Bild: Gregor Hecker war als Besucher auf der Loveparade 2006
Berlin taz | Ulf-Thomas Bender war anzusehen, dass er sich nicht wohl in
seiner Haut fühlte. „Diese Tragöde lässt niemanden kalt“, sagte der
Duisburger Landgerichtspräsident über die Loveparade-Katastrophe vor fast
sechs Jahren. „Wir alle hegen die berechtigte und nachvollziehbare
Erwartung, dass die Ursachen für diese Katastrophe aufgeklärt und die
Verantwortlichen zur Rechenschaft gezogen werden“, versicherte Bender. Doch
dazu wird es wohl nie kommen.
Am Dienstagmittag erläuterte Bender, warum die 5. Große Strafkammer des
Landgerichts Duisburg die Eröffnung eines Strafprozesses in Sachen
Loveparade abgelehnt hat. „Die Vorwürfe der Anklage können mit den
vorgelegten Beweisen nicht bewiesen werden, eine Verurteilung der
Angeklagten ist deshalb nicht zu erwarten“, begründete er die Entscheidung.

• Aufgabe:
Beantworte anhand des Textauszugs zur Loveparade-Entscheidung diese Fragen:
(a) Welches Amt hat Ulf-Thomas Bender inne?
(b) Wie lange liegt die Katastrophe laut Text zurück?
(c) Welche Kammer hat die Eröffnung eines Strafprozesses abgelehnt?

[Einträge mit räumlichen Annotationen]

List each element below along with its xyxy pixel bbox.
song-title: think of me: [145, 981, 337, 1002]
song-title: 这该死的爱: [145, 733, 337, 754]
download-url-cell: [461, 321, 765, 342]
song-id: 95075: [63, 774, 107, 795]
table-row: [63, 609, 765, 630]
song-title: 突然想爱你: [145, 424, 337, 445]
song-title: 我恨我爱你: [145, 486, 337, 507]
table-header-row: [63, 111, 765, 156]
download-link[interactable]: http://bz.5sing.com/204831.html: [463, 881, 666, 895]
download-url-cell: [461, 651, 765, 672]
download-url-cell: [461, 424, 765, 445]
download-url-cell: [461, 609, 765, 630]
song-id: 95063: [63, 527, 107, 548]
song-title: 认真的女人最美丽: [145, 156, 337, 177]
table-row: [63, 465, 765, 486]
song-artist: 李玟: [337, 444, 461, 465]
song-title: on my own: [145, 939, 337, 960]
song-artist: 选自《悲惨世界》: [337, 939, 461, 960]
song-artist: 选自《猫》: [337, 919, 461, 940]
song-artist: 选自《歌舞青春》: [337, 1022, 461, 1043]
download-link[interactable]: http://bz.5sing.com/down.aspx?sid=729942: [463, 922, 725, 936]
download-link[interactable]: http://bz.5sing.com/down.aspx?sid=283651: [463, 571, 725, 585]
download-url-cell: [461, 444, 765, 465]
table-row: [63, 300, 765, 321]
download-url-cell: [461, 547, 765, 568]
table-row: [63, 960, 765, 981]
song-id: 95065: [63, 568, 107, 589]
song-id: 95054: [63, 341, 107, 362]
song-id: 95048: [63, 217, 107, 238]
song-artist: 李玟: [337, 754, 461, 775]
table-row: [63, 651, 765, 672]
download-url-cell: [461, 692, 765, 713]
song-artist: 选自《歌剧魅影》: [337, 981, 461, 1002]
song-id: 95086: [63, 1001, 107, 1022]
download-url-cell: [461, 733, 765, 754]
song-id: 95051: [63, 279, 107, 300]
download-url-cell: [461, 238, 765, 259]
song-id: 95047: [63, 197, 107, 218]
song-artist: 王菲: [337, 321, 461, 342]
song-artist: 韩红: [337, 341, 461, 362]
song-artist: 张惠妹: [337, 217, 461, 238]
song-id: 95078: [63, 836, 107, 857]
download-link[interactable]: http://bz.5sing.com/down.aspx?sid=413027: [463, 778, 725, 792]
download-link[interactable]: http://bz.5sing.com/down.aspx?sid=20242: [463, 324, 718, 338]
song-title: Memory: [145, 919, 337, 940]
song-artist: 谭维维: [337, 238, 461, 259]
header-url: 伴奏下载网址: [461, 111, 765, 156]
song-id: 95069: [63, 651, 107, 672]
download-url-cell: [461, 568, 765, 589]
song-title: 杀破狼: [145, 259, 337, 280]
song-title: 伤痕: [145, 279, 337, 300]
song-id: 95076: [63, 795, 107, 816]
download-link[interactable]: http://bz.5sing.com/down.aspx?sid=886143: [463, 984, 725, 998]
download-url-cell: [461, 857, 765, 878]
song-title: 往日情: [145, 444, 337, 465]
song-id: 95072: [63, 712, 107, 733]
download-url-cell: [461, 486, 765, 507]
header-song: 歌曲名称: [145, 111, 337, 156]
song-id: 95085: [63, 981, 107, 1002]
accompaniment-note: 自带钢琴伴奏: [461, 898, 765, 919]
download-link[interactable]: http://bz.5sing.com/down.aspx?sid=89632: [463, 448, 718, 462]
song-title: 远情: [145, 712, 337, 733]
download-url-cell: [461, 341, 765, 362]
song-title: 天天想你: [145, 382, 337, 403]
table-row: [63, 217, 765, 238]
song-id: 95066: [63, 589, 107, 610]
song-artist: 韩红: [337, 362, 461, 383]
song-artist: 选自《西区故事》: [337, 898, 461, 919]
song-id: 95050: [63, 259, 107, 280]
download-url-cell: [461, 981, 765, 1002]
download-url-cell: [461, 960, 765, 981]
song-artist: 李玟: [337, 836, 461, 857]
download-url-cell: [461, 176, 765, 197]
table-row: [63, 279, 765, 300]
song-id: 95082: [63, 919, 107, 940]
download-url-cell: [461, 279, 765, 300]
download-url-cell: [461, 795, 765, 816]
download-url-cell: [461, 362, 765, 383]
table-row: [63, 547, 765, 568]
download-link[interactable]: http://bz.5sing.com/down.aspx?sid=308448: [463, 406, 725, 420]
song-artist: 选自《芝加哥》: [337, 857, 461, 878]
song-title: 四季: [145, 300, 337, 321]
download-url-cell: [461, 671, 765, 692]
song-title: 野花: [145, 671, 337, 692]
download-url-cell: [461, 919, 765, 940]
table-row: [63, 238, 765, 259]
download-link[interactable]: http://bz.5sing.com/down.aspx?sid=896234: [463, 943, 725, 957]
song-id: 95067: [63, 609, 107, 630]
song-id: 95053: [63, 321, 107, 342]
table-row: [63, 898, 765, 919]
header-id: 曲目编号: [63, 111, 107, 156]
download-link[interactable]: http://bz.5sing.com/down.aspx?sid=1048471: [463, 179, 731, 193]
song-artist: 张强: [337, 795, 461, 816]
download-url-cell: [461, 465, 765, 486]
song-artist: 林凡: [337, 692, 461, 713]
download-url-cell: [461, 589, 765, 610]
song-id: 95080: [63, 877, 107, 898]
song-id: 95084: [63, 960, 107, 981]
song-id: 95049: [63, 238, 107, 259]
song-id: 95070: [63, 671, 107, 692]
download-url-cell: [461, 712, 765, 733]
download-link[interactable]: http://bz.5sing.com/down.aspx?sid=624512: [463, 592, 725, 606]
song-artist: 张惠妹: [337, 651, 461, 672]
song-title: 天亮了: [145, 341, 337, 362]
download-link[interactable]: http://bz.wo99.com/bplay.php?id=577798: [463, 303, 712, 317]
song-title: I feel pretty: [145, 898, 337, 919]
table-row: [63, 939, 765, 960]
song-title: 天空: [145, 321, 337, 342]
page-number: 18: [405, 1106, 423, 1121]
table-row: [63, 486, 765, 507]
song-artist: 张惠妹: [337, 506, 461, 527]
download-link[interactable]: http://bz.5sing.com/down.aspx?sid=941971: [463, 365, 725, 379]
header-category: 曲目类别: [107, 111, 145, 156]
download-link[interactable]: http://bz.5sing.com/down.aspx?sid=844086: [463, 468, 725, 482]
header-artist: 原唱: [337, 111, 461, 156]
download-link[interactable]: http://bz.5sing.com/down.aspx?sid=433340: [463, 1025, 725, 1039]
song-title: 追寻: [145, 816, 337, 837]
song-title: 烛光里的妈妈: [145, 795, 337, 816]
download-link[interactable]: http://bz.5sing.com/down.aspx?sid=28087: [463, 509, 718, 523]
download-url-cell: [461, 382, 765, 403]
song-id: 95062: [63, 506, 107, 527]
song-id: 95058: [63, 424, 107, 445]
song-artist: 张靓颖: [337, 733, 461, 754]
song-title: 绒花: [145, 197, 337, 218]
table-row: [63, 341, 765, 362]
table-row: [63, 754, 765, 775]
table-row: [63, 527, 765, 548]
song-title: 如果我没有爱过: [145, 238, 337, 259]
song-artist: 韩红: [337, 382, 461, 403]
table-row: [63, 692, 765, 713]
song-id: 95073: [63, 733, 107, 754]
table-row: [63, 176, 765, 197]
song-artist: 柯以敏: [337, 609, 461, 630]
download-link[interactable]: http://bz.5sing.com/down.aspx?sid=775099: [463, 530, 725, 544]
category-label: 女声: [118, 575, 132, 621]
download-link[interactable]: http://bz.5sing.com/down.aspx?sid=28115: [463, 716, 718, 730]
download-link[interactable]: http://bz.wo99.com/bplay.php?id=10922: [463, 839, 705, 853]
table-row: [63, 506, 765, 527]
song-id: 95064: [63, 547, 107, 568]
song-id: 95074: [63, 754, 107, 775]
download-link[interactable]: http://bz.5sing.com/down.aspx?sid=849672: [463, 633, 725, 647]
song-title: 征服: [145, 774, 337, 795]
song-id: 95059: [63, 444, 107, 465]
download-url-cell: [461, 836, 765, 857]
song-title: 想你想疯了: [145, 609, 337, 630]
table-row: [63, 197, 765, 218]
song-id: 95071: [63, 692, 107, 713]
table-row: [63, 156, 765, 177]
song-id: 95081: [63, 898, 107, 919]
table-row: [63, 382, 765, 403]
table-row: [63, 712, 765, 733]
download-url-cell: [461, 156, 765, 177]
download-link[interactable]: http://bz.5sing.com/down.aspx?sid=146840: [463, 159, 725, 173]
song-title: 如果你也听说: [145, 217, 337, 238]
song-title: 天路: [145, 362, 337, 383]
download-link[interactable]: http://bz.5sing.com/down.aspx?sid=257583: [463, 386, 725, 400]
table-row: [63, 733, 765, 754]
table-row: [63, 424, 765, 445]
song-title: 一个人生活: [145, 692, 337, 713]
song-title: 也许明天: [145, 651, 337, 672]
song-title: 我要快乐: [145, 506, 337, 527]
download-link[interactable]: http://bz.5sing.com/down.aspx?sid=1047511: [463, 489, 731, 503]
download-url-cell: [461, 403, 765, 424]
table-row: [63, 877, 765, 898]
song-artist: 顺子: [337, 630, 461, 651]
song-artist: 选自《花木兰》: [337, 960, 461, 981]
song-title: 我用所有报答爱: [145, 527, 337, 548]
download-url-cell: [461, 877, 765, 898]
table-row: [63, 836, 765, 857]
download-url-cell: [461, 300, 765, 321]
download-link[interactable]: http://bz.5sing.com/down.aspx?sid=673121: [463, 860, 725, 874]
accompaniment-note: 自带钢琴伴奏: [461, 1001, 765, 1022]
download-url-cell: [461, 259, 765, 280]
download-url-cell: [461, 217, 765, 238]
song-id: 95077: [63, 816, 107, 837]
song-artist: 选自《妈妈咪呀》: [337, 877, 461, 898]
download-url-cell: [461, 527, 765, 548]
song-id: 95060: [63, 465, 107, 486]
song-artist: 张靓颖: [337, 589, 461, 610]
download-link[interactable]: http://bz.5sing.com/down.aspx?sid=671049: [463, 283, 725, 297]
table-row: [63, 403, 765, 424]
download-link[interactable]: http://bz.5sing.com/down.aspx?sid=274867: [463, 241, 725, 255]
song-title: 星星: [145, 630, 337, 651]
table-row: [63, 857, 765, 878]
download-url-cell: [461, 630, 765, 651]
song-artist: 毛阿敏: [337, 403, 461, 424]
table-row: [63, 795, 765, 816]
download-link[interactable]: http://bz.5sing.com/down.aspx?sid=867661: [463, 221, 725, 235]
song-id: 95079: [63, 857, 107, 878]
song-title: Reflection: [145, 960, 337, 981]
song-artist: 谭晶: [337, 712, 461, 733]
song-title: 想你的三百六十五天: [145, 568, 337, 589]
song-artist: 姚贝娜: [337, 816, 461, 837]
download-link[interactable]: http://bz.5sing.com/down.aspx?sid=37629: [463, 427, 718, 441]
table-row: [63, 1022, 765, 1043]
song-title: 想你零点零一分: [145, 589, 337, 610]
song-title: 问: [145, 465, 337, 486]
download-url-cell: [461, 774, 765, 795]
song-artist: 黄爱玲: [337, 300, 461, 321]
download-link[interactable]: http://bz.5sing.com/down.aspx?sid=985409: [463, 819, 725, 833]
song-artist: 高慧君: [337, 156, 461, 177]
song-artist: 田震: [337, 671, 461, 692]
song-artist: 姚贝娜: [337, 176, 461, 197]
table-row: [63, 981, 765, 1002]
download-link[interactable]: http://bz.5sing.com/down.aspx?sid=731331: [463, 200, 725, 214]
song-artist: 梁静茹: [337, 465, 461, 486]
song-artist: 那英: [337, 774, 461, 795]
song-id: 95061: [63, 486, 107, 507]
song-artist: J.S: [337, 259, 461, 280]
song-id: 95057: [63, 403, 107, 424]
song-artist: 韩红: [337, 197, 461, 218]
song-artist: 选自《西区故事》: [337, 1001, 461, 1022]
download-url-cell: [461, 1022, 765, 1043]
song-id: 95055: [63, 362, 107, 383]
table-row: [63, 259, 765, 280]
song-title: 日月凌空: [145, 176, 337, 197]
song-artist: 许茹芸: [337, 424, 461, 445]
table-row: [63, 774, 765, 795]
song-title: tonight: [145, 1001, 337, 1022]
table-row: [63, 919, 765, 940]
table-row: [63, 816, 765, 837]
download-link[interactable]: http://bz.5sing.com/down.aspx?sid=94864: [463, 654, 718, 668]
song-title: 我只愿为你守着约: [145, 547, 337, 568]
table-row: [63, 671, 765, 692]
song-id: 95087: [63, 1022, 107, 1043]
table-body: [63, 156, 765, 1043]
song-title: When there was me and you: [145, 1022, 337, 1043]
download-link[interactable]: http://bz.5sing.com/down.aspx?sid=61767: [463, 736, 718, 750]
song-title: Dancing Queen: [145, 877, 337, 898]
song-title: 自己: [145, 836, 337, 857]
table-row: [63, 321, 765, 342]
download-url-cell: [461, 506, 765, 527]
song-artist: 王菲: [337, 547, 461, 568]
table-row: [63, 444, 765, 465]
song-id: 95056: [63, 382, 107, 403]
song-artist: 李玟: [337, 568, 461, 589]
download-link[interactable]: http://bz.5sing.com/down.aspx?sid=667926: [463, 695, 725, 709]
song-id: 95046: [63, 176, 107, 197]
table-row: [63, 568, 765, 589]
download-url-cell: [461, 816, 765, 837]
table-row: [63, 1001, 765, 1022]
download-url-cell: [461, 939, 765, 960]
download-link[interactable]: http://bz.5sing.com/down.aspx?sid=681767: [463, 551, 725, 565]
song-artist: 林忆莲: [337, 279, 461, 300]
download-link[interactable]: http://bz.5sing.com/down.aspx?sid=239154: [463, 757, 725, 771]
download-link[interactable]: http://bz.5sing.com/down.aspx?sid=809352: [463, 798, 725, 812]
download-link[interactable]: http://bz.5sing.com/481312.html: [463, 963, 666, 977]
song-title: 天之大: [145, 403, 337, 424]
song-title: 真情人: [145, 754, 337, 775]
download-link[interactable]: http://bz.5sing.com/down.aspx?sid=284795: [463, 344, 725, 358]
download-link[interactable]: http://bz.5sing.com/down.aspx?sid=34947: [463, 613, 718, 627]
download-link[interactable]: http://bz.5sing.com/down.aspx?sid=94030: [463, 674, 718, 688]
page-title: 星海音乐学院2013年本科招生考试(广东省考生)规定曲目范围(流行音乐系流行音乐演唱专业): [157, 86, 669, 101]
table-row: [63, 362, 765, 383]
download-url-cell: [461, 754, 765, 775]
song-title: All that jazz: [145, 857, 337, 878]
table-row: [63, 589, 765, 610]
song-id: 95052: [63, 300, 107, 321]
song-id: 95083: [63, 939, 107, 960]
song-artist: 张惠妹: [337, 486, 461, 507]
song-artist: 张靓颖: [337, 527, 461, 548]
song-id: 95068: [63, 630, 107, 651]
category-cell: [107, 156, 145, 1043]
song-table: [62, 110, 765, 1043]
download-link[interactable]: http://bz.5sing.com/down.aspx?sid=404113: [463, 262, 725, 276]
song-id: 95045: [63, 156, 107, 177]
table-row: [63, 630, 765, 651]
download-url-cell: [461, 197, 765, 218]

• Lösung:
(a) Er ist Präsident des Duisburger Landgerichts.
(b) Sie liegt fast sechs Jahre zurück.
(c) Abgelehnt hat die 5. Große Strafkammer des Landgerichts Duisburg.